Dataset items
---
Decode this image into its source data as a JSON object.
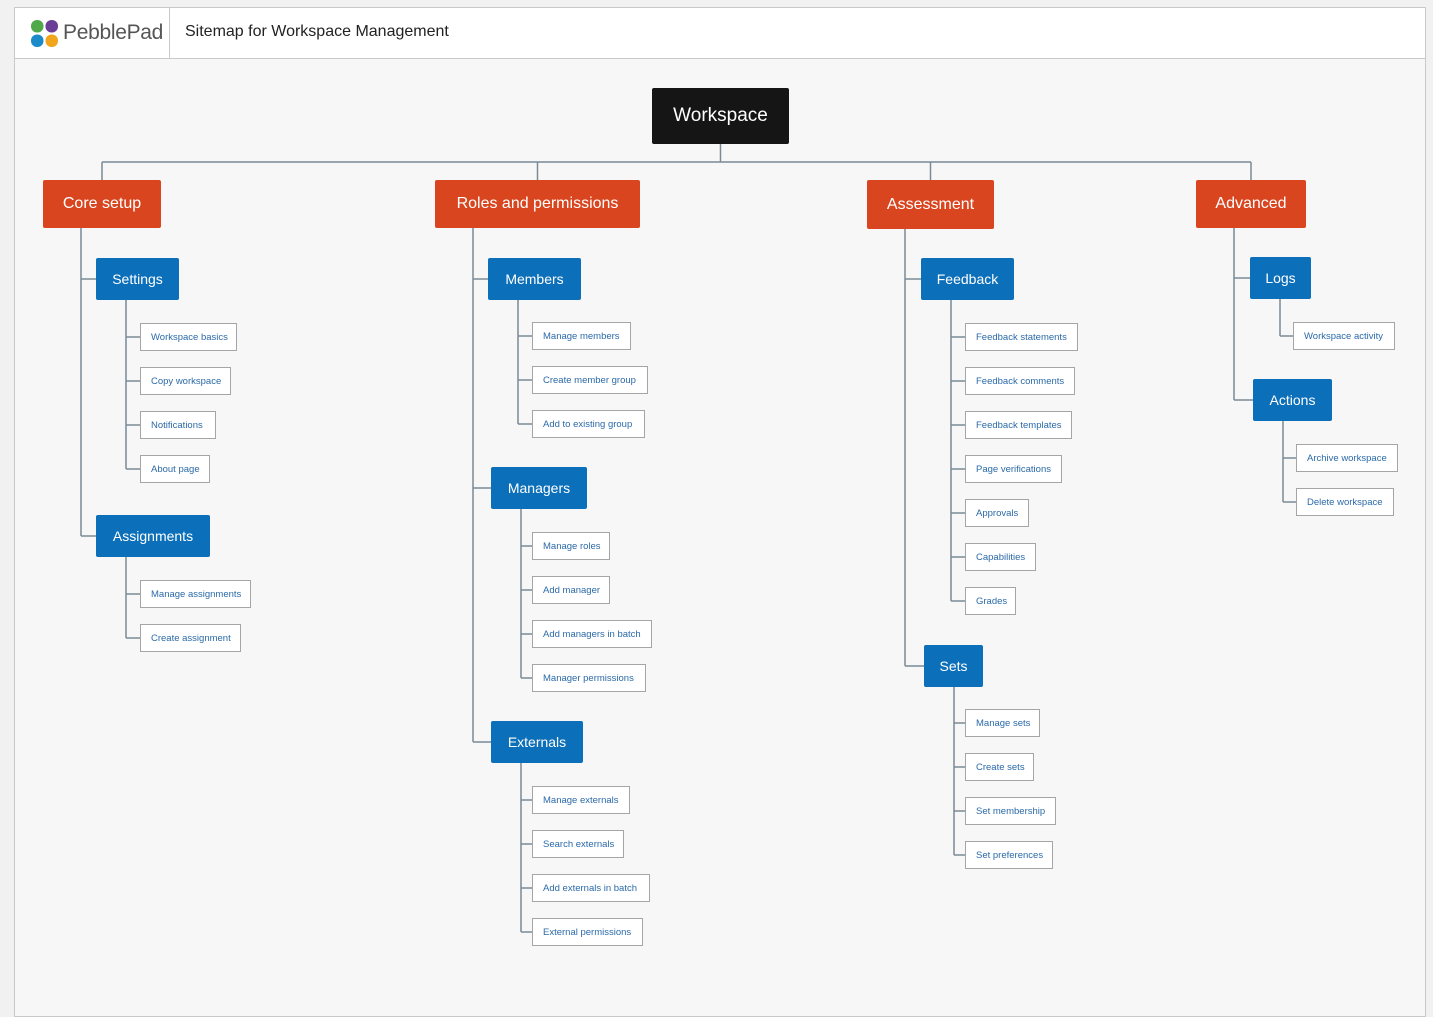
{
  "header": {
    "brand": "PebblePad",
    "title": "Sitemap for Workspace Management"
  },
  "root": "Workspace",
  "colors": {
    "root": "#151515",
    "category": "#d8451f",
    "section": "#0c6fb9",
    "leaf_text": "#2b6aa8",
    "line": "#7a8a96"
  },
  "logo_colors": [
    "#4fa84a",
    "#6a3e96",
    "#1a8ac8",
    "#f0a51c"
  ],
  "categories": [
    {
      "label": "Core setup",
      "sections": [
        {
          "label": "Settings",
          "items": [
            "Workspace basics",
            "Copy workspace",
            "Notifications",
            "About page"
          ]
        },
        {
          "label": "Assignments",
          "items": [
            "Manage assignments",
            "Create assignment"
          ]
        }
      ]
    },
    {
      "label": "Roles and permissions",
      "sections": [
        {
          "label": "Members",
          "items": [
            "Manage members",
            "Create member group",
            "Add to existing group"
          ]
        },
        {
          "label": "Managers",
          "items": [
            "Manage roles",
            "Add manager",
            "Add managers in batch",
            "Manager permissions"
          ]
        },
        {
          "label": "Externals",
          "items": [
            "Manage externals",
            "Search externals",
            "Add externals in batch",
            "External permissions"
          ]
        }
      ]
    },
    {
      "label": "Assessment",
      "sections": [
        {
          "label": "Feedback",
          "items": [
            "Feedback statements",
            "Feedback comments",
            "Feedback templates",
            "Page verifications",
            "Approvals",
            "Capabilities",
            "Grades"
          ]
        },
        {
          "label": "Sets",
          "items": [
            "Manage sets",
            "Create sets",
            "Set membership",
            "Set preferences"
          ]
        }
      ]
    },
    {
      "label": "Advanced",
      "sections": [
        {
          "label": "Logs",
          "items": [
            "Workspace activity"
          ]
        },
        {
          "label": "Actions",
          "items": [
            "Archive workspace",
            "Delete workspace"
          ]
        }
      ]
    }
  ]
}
---
- _Exercise objective_
Leave the pictures out and reproduce each record exactly as written.

- _Exercise output_
Decode this image into its source data as a JSON object.
{
  "header": {
    "brand": "PebblePad",
    "title": "Sitemap for Workspace Management"
  },
  "root": "Workspace",
  "colors": {
    "root": "#151515",
    "category": "#d8451f",
    "section": "#0c6fb9",
    "leaf_text": "#2b6aa8",
    "line": "#7a8a96"
  },
  "logo_colors": [
    "#4fa84a",
    "#6a3e96",
    "#1a8ac8",
    "#f0a51c"
  ],
  "categories": [
    {
      "label": "Core setup",
      "sections": [
        {
          "label": "Settings",
          "items": [
            "Workspace basics",
            "Copy workspace",
            "Notifications",
            "About page"
          ]
        },
        {
          "label": "Assignments",
          "items": [
            "Manage assignments",
            "Create assignment"
          ]
        }
      ]
    },
    {
      "label": "Roles and permissions",
      "sections": [
        {
          "label": "Members",
          "items": [
            "Manage members",
            "Create member group",
            "Add to existing group"
          ]
        },
        {
          "label": "Managers",
          "items": [
            "Manage roles",
            "Add manager",
            "Add managers in batch",
            "Manager permissions"
          ]
        },
        {
          "label": "Externals",
          "items": [
            "Manage externals",
            "Search externals",
            "Add externals in batch",
            "External permissions"
          ]
        }
      ]
    },
    {
      "label": "Assessment",
      "sections": [
        {
          "label": "Feedback",
          "items": [
            "Feedback statements",
            "Feedback comments",
            "Feedback templates",
            "Page verifications",
            "Approvals",
            "Capabilities",
            "Grades"
          ]
        },
        {
          "label": "Sets",
          "items": [
            "Manage sets",
            "Create sets",
            "Set membership",
            "Set preferences"
          ]
        }
      ]
    },
    {
      "label": "Advanced",
      "sections": [
        {
          "label": "Logs",
          "items": [
            "Workspace activity"
          ]
        },
        {
          "label": "Actions",
          "items": [
            "Archive workspace",
            "Delete workspace"
          ]
        }
      ]
    }
  ]
}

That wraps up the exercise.